[Begin Records provided]

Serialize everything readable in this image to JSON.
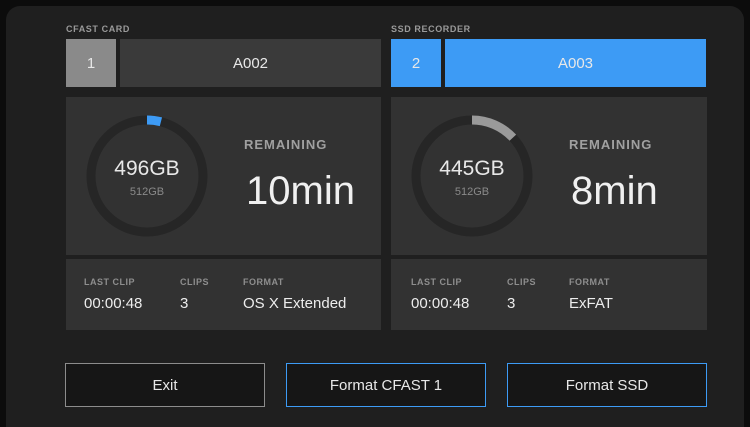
{
  "cfast": {
    "section_label": "CFAST CARD",
    "slot_number": "1",
    "clip_name": "A002",
    "capacity_free": "496GB",
    "capacity_total": "512GB",
    "used_fraction": 0.04,
    "remaining_label": "REMAINING",
    "remaining_value": "10min",
    "last_clip_label": "LAST CLIP",
    "last_clip_value": "00:00:48",
    "clips_label": "CLIPS",
    "clips_value": "3",
    "format_label": "FORMAT",
    "format_value": "OS X Extended"
  },
  "ssd": {
    "section_label": "SSD RECORDER",
    "slot_number": "2",
    "clip_name": "A003",
    "capacity_free": "445GB",
    "capacity_total": "512GB",
    "used_fraction": 0.13,
    "remaining_label": "REMAINING",
    "remaining_value": "8min",
    "last_clip_label": "LAST CLIP",
    "last_clip_value": "00:00:48",
    "clips_label": "CLIPS",
    "clips_value": "3",
    "format_label": "FORMAT",
    "format_value": "ExFAT"
  },
  "buttons": {
    "exit": "Exit",
    "format_cfast": "Format CFAST 1",
    "format_ssd": "Format SSD"
  },
  "colors": {
    "accent_blue": "#3d9bf5",
    "used_cfast": "#3d9bf5",
    "used_ssd": "#9a9a9a",
    "ring_track": "#262626",
    "inactive_slot": "#8a8a8a",
    "slot_name_bg": "#3a3a3a",
    "button_border_active": "#3d9bf5",
    "button_border_default": "#8c8c8c"
  }
}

[End Records provided]

=== Exercise instructions ===
An exact transcription of all the entries is required, without the pictures.

=== Written reply ===
Serialize everything readable in this image to JSON.
{
  "cfast": {
    "section_label": "CFAST CARD",
    "slot_number": "1",
    "clip_name": "A002",
    "capacity_free": "496GB",
    "capacity_total": "512GB",
    "used_fraction": 0.04,
    "remaining_label": "REMAINING",
    "remaining_value": "10min",
    "last_clip_label": "LAST CLIP",
    "last_clip_value": "00:00:48",
    "clips_label": "CLIPS",
    "clips_value": "3",
    "format_label": "FORMAT",
    "format_value": "OS X Extended"
  },
  "ssd": {
    "section_label": "SSD RECORDER",
    "slot_number": "2",
    "clip_name": "A003",
    "capacity_free": "445GB",
    "capacity_total": "512GB",
    "used_fraction": 0.13,
    "remaining_label": "REMAINING",
    "remaining_value": "8min",
    "last_clip_label": "LAST CLIP",
    "last_clip_value": "00:00:48",
    "clips_label": "CLIPS",
    "clips_value": "3",
    "format_label": "FORMAT",
    "format_value": "ExFAT"
  },
  "buttons": {
    "exit": "Exit",
    "format_cfast": "Format CFAST 1",
    "format_ssd": "Format SSD"
  },
  "colors": {
    "accent_blue": "#3d9bf5",
    "used_cfast": "#3d9bf5",
    "used_ssd": "#9a9a9a",
    "ring_track": "#262626",
    "inactive_slot": "#8a8a8a",
    "slot_name_bg": "#3a3a3a",
    "button_border_active": "#3d9bf5",
    "button_border_default": "#8c8c8c"
  }
}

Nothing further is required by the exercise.